**GOAL:**
Repeat every record below exactly as it appears.

**ITEMS:**
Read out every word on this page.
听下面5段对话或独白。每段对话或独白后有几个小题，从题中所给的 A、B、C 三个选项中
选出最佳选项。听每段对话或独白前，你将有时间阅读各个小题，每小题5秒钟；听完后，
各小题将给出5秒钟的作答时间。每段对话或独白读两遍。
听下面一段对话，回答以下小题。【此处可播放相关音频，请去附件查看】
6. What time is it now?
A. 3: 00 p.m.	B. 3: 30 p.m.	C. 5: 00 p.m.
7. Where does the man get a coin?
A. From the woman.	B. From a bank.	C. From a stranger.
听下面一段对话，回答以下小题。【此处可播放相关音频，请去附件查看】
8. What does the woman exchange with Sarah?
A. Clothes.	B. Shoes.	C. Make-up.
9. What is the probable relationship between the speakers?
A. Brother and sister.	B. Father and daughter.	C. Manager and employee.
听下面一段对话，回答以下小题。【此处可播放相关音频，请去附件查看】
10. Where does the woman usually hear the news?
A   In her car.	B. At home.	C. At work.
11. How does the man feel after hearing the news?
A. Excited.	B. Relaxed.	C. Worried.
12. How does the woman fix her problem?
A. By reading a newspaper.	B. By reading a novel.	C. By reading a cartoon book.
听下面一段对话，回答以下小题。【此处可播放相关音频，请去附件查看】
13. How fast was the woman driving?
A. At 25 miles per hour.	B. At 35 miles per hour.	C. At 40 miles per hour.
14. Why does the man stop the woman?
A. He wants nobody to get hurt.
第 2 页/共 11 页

**COMPLETE OUTPUT:**
Read out every word on this page.
听下面5段对话或独白。每段对话或独白后有几个小题，从题中所给的 A、B、C 三个选项中
选出最佳选项。听每段对话或独白前，你将有时间阅读各个小题，每小题5秒钟；听完后，
各小题将给出5秒钟的作答时间。每段对话或独白读两遍。
听下面一段对话，回答以下小题。【此处可播放相关音频，请去附件查看】
6. What time is it now?
A. 3: 00 p.m.	B. 3: 30 p.m.	C. 5: 00 p.m.
7. Where does the man get a coin?
A. From the woman.	B. From a bank.	C. From a stranger.
听下面一段对话，回答以下小题。【此处可播放相关音频，请去附件查看】
8. What does the woman exchange with Sarah?
A. Clothes.	B. Shoes.	C. Make-up.
9. What is the probable relationship between the speakers?
A. Brother and sister.	B. Father and daughter.	C. Manager and employee.
听下面一段对话，回答以下小题。【此处可播放相关音频，请去附件查看】
10. Where does the woman usually hear the news?
A   In her car.	B. At home.	C. At work.
11. How does the man feel after hearing the news?
A. Excited.	B. Relaxed.	C. Worried.
12. How does the woman fix her problem?
A. By reading a newspaper.	B. By reading a novel.	C. By reading a cartoon book.
听下面一段对话，回答以下小题。【此处可播放相关音频，请去附件查看】
13. How fast was the woman driving?
A. At 25 miles per hour.	B. At 35 miles per hour.	C. At 40 miles per hour.
14. Why does the man stop the woman?
A. He wants nobody to get hurt.
第 2 页/共 11 页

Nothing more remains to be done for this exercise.